■ **課題の内容**:
シブリー音楽図書館についての文章で、『「2つの小品」の涼しげで高貴な』で始まる段落を、主な事実を残して箇条書きにまとめてください。

***** 選んだ抜粋 *****

51. 「ロチェスター大学のシブリー音楽図書館 その3」

シブリー音楽図書館*1)の蔵書には,モシュコフスキの連弾作品にしても,現在は絶版になってしまった貴重な資料もあり,誠にありがたい事である。

特に「2つの小品(行列とガヴォット) Op.43」*2)や,全7曲の小品集の「万華鏡 Op.74」*2)などは,復活させる価値が十分にある優れた作品である。

そしてモシュコフスキの連弾作品中で最も人気があり,今でも各社から楽譜が出版されている「スペイン舞曲集 Op.12」がここに置いてないのには,大学図書館としての見識の高さが感じられる。

容易に手に入れられる楽譜を含めて,なんでも置けば良いというものではあるまい。
親しみやすい旋律を陽気なスペインの舞曲のリズムに乗せた「スペイン舞曲集」は,大いに売れてモシュコフスキに名声と富をもたらしたが,逆にそれがモシュコフスキを「スペイン舞曲集」だけの作曲家と誤解させ,今日の不当なまでの評価の低さに繋がってしまったという一面もあるのではなかろうか。

「2つの小品」の涼しげで高貴なたたずまいや,創作活動の全盛期の最後(1905年刊)に書かれた「万華鏡」における,タイトル通りの極めて多彩で,しかも真摯な曲想や,特に悲哀に満ちた6曲目のマズルカ風の舞曲は,モシュコフスキの連弾作品の全貌の再評価のきっかけとなるにふさわしい傑作である。

***** 記録の一覧 *****

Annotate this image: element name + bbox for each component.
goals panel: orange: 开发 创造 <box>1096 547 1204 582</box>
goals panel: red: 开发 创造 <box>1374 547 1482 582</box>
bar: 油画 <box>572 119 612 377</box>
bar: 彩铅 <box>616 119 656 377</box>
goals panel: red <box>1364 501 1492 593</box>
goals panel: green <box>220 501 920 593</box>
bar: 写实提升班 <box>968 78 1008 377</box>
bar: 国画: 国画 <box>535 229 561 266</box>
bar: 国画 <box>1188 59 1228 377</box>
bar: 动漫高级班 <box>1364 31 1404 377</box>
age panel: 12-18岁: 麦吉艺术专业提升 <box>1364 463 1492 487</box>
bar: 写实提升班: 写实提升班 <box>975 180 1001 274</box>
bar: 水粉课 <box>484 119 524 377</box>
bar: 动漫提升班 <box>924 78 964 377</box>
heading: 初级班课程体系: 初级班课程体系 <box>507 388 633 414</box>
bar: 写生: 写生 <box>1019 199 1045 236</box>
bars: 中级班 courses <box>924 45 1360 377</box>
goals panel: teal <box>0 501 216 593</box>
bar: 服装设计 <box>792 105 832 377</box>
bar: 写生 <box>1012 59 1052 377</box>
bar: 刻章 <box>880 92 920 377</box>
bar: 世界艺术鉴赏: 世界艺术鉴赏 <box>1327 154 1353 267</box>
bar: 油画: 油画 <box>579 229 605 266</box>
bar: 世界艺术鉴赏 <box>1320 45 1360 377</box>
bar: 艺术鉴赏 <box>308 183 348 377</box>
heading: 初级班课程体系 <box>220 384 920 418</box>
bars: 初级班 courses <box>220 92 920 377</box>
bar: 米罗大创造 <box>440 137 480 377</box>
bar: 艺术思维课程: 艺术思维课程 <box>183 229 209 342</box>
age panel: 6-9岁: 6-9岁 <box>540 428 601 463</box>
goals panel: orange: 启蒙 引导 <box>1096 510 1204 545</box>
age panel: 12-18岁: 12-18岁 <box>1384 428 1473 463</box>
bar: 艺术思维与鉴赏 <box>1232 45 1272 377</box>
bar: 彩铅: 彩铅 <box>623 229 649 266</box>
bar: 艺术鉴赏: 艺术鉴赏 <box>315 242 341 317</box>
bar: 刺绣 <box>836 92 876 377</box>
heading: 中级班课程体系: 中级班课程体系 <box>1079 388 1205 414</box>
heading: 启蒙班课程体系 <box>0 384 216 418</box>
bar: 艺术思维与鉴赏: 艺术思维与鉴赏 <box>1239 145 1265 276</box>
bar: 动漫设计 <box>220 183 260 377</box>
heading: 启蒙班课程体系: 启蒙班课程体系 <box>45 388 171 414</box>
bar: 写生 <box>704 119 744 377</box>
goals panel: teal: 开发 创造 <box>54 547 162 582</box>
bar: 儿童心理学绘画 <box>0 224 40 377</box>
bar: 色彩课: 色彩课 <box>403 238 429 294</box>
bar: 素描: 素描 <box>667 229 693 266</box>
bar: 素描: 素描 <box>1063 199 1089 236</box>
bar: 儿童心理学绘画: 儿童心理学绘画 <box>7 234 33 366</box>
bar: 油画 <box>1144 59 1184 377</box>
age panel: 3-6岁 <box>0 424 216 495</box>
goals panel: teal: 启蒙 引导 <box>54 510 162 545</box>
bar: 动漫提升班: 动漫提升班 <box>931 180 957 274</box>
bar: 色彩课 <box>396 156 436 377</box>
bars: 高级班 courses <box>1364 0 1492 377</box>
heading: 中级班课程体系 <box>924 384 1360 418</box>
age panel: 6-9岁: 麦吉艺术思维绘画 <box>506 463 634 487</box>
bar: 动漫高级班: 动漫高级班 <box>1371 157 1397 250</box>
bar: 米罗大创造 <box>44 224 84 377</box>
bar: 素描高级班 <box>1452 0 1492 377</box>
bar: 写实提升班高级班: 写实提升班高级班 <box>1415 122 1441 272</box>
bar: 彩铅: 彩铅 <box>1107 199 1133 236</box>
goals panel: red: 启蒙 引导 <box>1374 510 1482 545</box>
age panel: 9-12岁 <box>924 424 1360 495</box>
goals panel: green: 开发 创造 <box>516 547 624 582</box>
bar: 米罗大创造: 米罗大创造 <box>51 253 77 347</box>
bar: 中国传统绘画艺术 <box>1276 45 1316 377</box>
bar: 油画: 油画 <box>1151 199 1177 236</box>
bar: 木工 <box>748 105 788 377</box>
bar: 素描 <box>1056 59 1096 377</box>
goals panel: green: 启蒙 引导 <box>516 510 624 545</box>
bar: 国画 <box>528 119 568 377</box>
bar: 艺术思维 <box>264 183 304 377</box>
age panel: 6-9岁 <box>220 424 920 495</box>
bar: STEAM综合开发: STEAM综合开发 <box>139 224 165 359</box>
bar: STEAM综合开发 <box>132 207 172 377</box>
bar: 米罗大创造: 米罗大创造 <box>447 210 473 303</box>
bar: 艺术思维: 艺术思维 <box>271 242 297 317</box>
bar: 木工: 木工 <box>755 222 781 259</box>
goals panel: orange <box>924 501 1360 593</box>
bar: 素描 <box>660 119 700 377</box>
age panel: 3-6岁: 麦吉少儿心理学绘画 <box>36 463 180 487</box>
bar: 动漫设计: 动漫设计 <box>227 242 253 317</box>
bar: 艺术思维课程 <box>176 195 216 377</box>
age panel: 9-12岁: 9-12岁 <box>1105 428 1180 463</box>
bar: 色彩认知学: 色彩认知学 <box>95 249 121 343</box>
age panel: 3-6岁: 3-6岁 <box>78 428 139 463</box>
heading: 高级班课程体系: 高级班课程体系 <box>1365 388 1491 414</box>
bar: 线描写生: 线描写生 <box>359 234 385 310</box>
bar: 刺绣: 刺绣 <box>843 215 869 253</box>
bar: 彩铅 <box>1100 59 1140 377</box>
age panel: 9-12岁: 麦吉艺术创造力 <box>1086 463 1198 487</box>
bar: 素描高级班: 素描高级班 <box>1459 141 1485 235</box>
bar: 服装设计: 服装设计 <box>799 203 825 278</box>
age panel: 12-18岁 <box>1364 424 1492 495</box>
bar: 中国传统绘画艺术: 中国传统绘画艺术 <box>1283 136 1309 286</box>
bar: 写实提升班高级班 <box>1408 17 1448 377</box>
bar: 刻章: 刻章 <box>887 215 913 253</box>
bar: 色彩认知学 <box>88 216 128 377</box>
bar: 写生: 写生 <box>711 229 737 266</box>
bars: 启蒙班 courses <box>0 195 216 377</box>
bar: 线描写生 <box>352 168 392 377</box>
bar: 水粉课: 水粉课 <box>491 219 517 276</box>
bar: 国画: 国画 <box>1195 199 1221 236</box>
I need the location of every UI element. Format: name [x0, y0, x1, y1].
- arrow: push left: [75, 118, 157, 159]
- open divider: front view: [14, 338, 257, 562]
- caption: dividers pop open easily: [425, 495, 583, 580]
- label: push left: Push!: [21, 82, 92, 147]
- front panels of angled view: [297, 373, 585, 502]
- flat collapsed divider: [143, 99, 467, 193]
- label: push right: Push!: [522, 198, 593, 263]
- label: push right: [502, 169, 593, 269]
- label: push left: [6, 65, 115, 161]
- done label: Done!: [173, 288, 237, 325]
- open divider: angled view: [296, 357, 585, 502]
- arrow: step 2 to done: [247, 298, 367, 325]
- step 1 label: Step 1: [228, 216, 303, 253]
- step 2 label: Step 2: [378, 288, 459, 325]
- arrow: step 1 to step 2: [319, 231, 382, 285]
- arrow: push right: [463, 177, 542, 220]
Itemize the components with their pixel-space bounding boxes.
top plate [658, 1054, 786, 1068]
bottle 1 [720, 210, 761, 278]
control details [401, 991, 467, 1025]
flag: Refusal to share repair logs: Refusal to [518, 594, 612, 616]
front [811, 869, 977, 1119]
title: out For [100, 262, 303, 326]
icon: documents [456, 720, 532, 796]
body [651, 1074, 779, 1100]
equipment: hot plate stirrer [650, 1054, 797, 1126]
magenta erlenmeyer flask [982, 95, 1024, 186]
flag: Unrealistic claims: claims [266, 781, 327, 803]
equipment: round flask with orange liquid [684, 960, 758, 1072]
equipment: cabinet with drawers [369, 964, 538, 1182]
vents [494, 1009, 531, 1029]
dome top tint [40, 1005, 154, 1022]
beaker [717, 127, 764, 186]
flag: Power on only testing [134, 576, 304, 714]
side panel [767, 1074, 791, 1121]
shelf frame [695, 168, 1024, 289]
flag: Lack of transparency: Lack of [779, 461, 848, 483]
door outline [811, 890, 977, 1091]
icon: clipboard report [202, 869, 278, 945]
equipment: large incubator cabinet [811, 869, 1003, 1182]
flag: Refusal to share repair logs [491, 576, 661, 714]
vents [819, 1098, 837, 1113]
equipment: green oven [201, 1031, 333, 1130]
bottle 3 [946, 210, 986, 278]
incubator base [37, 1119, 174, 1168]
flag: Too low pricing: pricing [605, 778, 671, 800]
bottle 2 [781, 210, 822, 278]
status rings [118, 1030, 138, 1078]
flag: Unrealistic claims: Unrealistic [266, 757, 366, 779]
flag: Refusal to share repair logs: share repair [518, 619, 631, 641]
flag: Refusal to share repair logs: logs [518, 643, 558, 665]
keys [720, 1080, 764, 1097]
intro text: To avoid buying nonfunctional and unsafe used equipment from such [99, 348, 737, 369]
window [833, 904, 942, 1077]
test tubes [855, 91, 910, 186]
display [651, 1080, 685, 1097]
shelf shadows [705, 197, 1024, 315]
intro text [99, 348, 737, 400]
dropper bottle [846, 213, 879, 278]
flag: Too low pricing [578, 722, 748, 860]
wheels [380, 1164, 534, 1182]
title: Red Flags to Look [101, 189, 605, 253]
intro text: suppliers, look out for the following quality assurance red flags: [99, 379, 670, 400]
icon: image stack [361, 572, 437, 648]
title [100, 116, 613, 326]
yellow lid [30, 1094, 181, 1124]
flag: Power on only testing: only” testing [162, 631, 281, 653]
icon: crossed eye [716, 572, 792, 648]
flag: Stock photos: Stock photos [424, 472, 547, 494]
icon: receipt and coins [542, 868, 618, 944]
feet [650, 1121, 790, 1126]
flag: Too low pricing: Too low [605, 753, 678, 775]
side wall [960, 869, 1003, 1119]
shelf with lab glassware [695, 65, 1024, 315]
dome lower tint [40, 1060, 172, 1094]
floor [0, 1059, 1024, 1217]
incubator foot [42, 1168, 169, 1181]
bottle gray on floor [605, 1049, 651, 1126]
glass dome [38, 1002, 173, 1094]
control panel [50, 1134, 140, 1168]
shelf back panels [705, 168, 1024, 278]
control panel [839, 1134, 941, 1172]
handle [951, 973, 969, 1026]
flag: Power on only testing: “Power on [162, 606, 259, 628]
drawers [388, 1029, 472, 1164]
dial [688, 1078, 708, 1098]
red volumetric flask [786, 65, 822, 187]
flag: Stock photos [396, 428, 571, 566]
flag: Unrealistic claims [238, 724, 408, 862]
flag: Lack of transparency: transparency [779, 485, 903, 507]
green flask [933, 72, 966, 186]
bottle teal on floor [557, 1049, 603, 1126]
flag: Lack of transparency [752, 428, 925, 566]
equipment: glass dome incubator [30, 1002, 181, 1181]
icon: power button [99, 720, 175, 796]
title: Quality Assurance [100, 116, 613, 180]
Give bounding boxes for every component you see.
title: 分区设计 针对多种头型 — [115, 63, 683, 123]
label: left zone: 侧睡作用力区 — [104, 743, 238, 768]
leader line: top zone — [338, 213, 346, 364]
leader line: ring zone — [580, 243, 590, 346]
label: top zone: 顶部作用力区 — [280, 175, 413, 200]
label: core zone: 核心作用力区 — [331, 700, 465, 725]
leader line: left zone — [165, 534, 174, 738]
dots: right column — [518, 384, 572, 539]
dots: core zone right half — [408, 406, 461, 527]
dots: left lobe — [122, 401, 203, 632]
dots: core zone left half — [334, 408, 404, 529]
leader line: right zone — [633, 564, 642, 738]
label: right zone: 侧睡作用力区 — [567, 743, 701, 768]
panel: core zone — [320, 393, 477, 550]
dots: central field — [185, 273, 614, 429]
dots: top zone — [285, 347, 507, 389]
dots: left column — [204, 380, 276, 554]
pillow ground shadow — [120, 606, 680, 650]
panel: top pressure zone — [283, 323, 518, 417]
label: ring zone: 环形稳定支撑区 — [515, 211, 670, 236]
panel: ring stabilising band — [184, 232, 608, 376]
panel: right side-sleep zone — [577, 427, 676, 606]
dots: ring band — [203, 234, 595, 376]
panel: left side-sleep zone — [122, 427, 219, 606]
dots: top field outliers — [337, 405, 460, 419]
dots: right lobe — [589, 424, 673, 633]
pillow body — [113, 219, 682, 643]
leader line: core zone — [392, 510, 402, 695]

*****

■ **完成した課題**:
・「2つの小品」は、涼しげで高貴なたたずまいを持つ。
・「万華鏡」は、創作活動の全盛期の最後(1905年刊)に書かれた。
・「万華鏡」の曲想は、タイトル通り極めて多彩で、しかも真摯である。
・特に6曲目の、悲哀に満ちたマズルカ風の舞曲が際立っている。
・これらはモシュコフスキの連弾作品の全貌を再評価するきっかけにふさわしい傑作である。